======== ENTRIES SHOWN ========
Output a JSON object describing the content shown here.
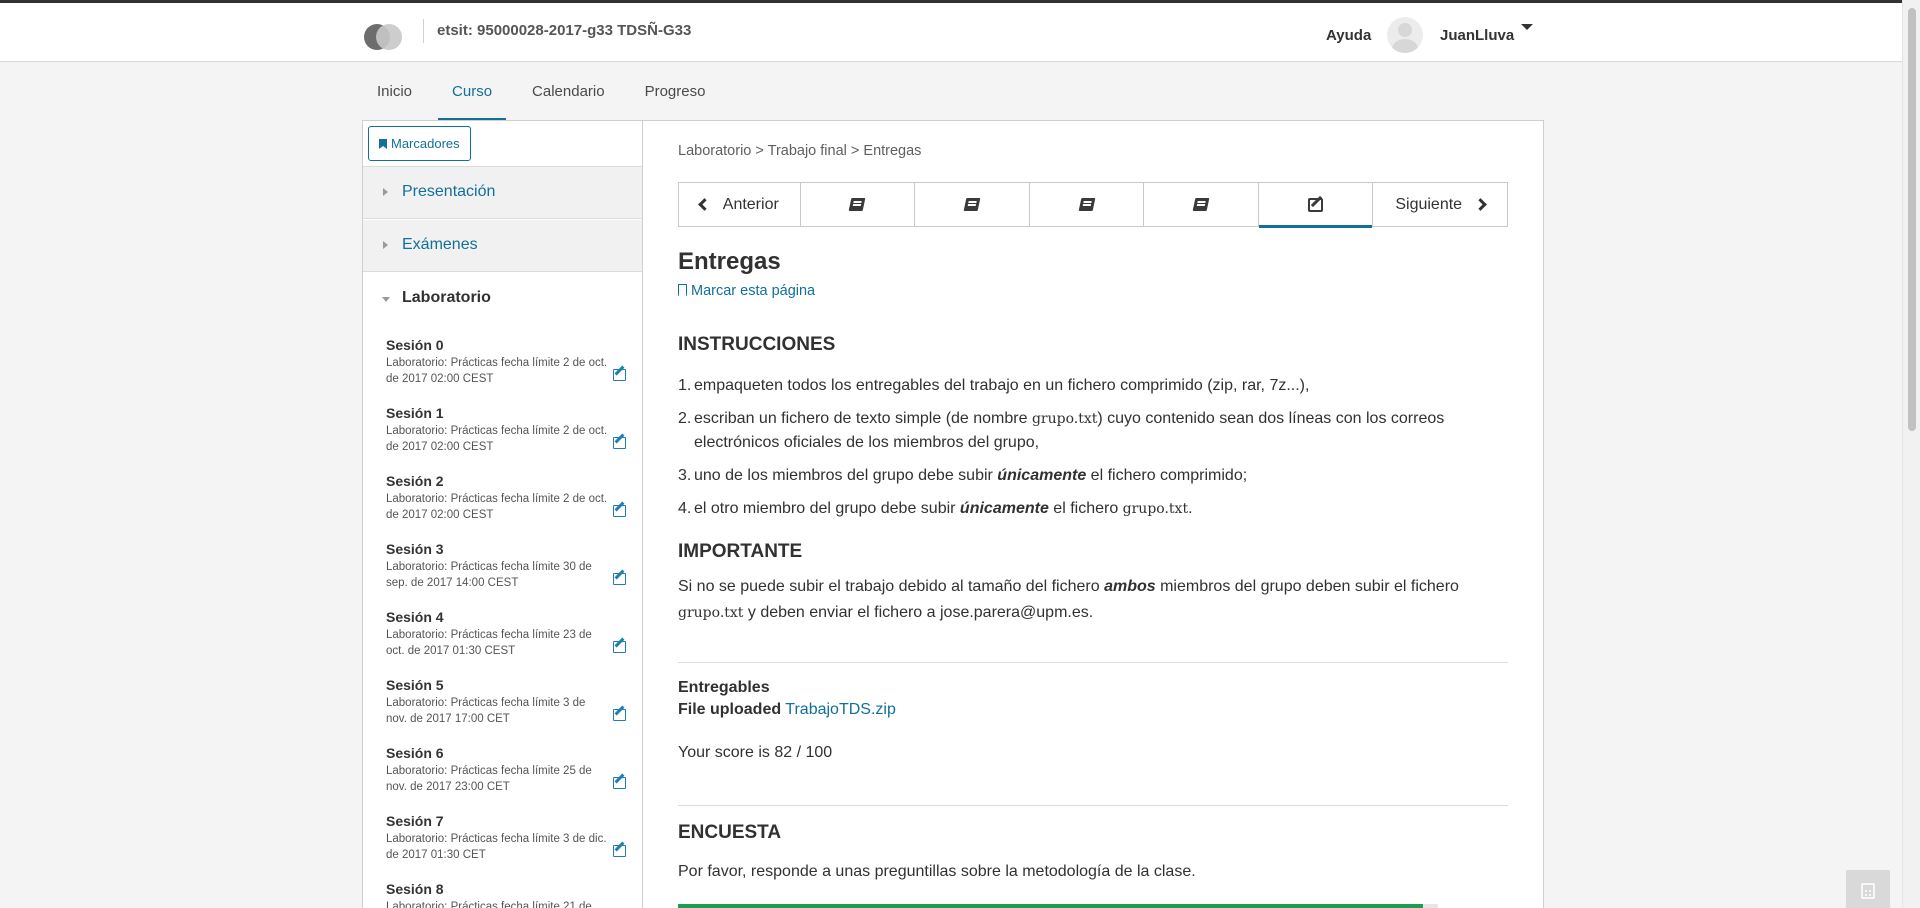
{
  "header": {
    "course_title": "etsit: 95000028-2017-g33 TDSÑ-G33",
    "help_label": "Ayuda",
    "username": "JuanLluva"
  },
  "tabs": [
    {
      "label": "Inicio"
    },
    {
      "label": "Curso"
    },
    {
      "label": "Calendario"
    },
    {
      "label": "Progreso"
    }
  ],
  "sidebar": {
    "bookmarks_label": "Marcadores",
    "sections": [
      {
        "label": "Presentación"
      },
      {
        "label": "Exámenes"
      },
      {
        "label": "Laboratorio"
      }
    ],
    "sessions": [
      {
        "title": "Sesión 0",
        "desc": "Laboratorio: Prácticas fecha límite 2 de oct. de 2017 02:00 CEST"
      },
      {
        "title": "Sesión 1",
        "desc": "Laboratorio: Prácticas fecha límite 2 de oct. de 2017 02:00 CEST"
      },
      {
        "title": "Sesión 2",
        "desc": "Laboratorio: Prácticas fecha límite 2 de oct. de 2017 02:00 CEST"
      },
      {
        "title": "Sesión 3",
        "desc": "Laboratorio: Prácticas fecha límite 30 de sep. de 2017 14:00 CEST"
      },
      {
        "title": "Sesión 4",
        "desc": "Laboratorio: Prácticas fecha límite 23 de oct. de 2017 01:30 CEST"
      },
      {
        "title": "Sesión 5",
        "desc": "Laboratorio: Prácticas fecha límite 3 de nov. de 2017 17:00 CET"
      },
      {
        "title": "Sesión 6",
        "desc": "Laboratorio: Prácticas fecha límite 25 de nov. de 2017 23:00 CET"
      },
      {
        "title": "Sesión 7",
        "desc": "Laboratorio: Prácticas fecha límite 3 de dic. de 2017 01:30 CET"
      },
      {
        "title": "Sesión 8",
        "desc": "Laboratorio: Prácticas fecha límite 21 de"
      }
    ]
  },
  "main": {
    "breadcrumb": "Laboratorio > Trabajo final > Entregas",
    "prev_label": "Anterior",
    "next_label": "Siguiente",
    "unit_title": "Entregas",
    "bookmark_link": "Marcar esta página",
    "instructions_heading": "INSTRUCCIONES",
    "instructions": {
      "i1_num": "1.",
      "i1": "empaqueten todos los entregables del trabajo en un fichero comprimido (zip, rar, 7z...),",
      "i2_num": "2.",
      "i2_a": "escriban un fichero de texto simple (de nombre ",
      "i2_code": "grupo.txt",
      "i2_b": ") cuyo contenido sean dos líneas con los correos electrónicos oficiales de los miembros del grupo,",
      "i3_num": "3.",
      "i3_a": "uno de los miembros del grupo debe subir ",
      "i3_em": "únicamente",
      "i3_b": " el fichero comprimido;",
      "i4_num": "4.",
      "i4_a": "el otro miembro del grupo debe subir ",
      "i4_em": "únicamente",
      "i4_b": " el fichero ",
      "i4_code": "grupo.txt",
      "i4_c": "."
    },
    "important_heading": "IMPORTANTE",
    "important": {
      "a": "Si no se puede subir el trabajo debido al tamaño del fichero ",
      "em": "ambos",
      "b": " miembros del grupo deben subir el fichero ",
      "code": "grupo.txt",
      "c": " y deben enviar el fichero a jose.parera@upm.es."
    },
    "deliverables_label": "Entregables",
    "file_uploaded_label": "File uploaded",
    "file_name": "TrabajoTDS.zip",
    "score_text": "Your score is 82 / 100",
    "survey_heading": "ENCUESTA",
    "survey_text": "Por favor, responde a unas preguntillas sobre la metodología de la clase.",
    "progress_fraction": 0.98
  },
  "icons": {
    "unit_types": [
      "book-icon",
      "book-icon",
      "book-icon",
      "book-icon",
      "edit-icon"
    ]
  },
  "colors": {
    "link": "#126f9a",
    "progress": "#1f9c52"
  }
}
========
======== ENTRIES SHOWN ========
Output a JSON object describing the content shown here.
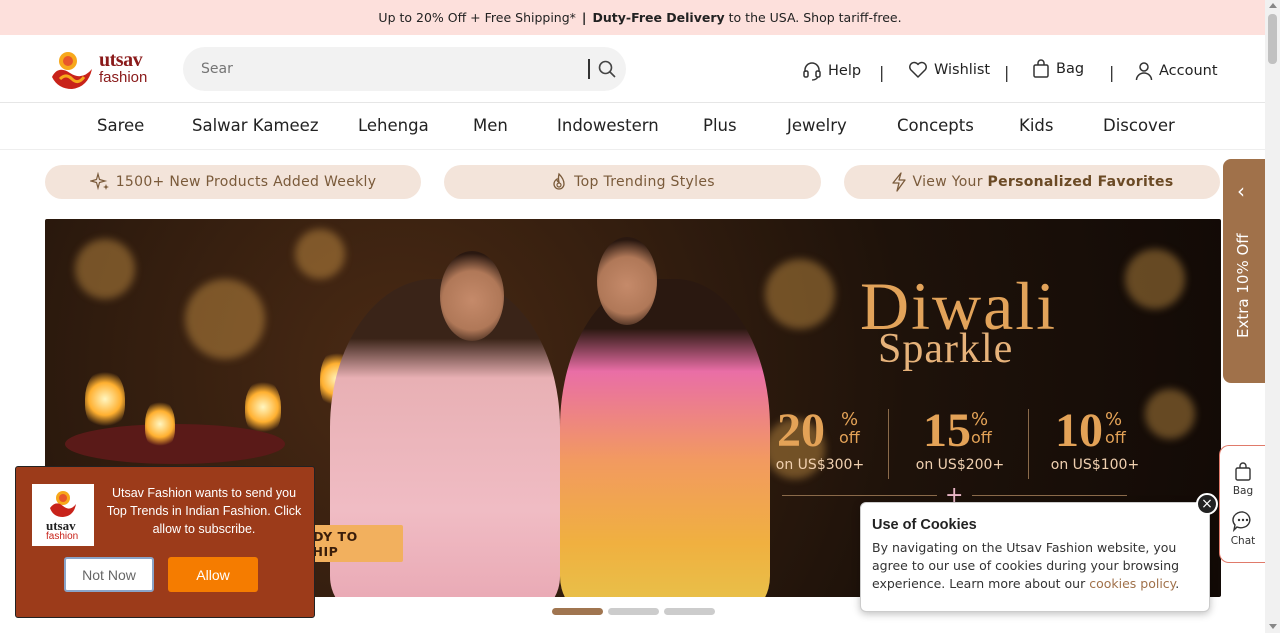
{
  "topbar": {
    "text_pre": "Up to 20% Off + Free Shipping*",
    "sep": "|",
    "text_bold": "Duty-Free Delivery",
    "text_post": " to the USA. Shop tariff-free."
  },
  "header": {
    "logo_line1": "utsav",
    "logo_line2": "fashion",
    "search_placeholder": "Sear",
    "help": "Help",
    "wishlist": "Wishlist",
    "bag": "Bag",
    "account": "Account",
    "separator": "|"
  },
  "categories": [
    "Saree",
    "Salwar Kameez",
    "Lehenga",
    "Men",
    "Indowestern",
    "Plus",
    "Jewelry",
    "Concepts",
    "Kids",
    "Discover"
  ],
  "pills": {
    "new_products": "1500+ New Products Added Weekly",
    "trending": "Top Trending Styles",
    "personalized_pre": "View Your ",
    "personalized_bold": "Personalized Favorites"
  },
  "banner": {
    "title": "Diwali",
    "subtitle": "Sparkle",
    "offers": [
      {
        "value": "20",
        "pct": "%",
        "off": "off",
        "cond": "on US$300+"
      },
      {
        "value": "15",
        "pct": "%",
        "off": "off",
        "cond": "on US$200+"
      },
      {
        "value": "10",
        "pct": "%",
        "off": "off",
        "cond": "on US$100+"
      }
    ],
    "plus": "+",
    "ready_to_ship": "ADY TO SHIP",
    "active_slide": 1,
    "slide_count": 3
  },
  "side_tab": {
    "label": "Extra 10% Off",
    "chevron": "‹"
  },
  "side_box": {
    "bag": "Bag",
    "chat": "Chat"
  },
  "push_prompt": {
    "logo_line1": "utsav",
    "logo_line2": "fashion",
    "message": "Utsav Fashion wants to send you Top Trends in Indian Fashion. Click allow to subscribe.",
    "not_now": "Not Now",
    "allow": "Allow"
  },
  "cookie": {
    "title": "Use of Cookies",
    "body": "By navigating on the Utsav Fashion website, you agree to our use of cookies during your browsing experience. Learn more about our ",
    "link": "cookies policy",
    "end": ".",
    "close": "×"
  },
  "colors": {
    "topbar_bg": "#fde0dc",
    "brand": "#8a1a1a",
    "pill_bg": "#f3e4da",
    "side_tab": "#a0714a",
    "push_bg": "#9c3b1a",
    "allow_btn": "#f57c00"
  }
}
========
** WHAT THIS TASK INVOLVES **
Where a line above contains the word "subir", copy that line.

** THE SOLUTION **
      "i3_a": "uno de los miembros del grupo debe subir ",
      "i4_a": "el otro miembro del grupo debe subir ",
      "a": "Si no se puede subir el trabajo debido al tamaño del fichero ",
      "b": " miembros del grupo deben subir el fichero ",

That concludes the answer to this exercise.